◆ Required task: Gather all lines in the entries below that include the word "GAWCOTT".

◆ Listed entries:
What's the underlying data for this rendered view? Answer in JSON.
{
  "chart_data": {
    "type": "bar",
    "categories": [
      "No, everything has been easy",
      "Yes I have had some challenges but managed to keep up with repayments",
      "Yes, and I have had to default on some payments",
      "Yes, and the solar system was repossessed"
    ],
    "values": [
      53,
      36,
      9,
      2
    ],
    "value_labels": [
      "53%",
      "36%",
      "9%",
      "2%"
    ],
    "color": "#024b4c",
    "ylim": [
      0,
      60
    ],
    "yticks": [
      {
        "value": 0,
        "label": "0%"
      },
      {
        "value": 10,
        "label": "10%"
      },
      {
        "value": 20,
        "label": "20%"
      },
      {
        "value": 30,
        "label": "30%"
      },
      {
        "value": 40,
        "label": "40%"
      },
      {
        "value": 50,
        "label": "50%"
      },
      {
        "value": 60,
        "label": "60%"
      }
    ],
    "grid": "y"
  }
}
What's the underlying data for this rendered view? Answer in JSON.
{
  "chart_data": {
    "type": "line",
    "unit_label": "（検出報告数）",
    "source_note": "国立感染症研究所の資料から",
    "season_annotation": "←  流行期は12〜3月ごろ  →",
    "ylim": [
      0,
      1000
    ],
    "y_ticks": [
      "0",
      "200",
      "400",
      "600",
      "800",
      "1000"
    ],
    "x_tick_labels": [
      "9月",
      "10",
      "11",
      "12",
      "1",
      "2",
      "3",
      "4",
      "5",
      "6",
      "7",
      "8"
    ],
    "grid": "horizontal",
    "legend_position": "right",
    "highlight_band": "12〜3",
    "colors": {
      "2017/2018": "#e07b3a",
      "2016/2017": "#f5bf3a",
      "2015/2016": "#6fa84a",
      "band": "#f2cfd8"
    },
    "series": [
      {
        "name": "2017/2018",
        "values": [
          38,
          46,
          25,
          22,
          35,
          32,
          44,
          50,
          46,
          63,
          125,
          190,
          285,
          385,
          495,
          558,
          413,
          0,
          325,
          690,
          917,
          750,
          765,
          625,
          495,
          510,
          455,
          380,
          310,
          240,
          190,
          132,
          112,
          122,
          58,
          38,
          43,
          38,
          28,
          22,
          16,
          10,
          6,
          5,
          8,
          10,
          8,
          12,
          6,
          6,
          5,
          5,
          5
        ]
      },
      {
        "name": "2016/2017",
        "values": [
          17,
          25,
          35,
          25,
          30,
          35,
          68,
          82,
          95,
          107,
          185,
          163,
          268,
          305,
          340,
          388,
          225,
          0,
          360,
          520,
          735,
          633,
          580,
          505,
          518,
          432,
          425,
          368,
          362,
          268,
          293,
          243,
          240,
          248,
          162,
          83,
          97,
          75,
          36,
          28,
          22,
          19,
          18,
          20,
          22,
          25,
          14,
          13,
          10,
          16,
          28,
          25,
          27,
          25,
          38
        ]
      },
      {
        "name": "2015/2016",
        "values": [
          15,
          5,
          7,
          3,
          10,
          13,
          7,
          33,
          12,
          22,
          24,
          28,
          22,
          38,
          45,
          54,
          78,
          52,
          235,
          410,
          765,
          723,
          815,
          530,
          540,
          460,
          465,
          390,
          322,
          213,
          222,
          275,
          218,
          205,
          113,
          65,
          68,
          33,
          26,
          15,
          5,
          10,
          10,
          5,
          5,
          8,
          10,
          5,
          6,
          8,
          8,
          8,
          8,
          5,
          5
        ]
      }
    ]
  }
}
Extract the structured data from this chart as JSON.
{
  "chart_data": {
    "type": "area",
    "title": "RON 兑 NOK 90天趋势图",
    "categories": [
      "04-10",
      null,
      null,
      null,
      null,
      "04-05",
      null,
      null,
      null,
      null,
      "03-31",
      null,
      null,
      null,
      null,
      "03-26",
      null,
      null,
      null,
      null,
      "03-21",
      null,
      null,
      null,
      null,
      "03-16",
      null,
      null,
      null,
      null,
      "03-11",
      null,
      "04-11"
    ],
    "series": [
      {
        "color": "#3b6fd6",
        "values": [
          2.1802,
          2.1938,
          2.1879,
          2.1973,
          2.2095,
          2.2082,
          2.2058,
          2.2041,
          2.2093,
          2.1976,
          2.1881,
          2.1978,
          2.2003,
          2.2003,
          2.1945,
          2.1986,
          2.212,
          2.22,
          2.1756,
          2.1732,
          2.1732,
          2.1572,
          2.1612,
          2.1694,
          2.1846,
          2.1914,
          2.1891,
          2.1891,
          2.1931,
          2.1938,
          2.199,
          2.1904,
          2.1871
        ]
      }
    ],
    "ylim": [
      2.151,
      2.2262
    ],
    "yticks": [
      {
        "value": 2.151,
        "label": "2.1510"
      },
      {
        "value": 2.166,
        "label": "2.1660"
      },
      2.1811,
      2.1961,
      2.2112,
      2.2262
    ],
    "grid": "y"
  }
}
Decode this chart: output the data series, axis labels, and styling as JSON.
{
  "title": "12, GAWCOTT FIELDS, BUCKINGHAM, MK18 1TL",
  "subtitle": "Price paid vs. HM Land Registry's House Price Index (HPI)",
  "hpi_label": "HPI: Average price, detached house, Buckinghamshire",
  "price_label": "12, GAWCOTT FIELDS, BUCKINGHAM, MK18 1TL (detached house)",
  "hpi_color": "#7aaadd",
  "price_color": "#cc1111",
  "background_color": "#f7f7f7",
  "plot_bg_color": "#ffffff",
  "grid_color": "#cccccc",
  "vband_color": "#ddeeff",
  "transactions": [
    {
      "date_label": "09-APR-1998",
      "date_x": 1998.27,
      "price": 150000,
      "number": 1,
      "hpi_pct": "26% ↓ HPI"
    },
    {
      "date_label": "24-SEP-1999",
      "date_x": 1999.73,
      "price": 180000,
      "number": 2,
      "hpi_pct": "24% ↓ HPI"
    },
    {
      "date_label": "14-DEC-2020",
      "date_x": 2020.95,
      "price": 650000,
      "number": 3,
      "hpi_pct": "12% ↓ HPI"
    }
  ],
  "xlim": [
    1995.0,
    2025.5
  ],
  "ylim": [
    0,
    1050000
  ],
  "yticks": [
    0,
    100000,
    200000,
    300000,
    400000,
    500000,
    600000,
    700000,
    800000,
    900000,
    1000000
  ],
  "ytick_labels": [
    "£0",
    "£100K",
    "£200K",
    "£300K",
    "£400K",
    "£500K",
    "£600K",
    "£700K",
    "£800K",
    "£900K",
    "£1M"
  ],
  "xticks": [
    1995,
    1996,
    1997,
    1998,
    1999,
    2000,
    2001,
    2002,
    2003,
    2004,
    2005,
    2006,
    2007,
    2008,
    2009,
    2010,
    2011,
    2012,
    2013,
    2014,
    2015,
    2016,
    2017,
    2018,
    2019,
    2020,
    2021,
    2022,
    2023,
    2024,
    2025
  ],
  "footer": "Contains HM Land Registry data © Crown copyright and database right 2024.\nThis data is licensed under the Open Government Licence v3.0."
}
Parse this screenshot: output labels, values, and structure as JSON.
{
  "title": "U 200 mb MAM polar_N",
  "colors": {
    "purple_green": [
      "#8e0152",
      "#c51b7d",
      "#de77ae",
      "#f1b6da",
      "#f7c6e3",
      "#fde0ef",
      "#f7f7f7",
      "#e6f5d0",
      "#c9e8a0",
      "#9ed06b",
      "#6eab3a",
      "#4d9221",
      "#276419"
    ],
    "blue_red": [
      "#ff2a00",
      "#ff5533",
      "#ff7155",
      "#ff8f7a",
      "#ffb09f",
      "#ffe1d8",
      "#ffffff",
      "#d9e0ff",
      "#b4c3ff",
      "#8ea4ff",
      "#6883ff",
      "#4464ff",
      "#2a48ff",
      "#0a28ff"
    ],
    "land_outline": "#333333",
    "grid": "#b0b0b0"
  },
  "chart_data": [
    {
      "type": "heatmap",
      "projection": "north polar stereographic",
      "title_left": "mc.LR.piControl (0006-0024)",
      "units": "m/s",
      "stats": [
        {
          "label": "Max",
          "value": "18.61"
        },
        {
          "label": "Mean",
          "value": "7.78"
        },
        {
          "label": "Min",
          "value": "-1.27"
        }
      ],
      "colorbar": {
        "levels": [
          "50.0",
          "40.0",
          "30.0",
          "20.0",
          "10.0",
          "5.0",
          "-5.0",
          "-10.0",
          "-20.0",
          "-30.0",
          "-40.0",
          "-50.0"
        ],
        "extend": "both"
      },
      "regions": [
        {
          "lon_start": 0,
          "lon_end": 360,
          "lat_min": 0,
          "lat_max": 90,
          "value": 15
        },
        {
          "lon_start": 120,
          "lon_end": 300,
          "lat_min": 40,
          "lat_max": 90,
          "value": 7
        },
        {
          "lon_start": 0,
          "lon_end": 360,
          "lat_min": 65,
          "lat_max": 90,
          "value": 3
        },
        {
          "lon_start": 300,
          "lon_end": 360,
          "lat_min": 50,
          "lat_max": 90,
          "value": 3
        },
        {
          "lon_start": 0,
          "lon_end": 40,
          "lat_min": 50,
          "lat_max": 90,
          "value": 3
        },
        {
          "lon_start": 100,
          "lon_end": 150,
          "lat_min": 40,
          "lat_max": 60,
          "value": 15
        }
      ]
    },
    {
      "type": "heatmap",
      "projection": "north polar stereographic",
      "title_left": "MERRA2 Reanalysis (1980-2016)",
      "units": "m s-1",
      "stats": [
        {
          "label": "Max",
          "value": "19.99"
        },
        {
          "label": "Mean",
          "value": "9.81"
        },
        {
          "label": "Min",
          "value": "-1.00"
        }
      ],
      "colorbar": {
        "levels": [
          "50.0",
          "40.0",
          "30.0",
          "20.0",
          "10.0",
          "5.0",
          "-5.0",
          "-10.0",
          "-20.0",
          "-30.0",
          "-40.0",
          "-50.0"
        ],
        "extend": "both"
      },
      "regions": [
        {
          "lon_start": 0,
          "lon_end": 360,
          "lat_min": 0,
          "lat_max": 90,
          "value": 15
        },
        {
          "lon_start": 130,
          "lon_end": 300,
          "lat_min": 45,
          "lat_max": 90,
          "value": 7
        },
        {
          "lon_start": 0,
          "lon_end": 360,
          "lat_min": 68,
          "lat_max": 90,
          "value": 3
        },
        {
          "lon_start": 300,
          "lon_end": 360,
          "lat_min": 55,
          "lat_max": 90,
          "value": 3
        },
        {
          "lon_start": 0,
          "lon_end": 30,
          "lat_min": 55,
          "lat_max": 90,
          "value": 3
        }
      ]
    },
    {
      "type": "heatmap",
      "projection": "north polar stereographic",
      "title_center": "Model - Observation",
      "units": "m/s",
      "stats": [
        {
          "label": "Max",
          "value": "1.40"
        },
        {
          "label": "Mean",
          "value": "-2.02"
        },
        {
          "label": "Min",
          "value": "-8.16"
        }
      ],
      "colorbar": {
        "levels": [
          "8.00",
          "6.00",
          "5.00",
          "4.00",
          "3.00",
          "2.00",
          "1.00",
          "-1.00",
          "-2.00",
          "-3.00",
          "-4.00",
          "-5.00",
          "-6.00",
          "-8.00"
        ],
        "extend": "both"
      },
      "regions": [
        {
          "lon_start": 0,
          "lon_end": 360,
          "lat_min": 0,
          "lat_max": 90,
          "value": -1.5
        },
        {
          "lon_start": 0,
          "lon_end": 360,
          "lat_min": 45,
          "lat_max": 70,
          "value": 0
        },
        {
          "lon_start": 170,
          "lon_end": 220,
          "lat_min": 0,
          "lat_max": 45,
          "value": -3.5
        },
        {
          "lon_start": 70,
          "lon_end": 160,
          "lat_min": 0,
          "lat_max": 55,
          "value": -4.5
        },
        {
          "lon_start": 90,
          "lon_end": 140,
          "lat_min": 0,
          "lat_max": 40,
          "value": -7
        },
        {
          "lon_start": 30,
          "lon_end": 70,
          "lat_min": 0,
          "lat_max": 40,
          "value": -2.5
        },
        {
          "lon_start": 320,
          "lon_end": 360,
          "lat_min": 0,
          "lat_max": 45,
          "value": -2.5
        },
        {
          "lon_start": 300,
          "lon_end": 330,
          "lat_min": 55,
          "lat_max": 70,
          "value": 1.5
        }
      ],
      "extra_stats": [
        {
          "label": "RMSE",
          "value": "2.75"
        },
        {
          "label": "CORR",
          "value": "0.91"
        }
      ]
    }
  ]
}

◆ Final result:
  "title": "12, GAWCOTT FIELDS, BUCKINGHAM, MK18 1TL",
  "price_label": "12, GAWCOTT FIELDS, BUCKINGHAM, MK18 1TL (detached house)",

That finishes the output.